SUPPLIED MATERIAL =
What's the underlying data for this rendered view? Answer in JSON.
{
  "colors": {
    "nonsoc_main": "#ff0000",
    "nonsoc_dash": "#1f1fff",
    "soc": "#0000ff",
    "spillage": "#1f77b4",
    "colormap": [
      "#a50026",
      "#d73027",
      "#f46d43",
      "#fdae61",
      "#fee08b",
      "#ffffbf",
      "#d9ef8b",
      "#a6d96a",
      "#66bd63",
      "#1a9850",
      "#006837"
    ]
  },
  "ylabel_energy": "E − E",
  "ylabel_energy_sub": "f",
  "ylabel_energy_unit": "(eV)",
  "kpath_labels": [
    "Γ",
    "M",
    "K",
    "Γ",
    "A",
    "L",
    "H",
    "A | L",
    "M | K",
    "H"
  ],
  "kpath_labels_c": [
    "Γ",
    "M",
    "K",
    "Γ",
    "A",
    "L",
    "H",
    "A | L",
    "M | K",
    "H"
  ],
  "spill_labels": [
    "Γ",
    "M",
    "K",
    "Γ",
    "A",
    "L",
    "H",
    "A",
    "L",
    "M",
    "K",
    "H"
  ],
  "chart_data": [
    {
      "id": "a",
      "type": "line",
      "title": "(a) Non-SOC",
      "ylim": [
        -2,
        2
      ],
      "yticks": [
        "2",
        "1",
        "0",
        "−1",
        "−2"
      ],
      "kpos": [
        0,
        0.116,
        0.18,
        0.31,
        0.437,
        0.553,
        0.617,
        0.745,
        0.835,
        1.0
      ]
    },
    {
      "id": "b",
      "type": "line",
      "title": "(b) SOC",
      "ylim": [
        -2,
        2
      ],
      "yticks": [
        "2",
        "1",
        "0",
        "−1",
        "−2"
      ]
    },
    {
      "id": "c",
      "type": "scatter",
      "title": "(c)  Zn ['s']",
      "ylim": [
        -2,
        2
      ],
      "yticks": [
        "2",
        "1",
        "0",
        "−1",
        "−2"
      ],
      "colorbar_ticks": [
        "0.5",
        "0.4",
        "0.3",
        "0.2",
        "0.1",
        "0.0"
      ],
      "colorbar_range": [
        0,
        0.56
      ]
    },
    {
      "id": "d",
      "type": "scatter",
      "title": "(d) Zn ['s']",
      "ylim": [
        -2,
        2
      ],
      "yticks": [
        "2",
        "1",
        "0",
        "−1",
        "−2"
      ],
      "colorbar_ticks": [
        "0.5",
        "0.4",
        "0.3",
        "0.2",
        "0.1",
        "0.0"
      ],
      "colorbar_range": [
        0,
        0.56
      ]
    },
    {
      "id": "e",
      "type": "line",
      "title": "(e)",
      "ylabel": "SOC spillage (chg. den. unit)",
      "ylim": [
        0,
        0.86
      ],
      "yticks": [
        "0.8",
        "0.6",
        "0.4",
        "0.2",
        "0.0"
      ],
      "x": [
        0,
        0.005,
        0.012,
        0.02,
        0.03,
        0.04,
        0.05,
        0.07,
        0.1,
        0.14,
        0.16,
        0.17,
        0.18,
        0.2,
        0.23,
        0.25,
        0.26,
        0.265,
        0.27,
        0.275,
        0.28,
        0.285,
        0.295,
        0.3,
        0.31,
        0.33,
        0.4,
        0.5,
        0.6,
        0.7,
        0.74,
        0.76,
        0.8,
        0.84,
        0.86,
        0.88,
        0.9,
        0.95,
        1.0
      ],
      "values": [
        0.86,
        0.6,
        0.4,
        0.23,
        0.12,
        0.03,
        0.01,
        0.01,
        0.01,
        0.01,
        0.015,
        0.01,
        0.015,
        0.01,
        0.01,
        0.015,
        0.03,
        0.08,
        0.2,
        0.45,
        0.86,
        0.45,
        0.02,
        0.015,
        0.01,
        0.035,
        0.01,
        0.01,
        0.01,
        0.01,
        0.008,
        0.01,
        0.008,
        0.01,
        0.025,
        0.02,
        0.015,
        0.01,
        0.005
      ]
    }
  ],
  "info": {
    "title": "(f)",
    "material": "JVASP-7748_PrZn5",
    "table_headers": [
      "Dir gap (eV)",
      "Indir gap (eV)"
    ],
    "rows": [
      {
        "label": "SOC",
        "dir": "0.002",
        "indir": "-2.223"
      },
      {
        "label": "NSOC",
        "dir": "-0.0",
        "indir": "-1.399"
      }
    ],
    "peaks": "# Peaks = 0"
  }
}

...

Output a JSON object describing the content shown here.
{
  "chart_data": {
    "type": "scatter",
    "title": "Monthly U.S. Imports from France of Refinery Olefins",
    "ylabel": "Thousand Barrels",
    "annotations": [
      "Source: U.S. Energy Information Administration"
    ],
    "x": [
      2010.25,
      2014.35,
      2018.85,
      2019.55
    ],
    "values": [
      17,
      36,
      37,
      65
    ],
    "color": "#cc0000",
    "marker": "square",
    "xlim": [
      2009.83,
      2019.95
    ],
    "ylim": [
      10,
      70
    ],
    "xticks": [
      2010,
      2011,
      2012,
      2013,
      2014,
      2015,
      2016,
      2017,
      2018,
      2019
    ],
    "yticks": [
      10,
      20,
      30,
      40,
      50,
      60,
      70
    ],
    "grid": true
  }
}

EXERCISE OBJECTIVE =
Copy all lines from the data that hold the word "JSON".

RESPONSE FOR THIS EXERCISE =
What's the underlying data for this rendered view? Answer in JSON.
Output a JSON object describing the content shown here.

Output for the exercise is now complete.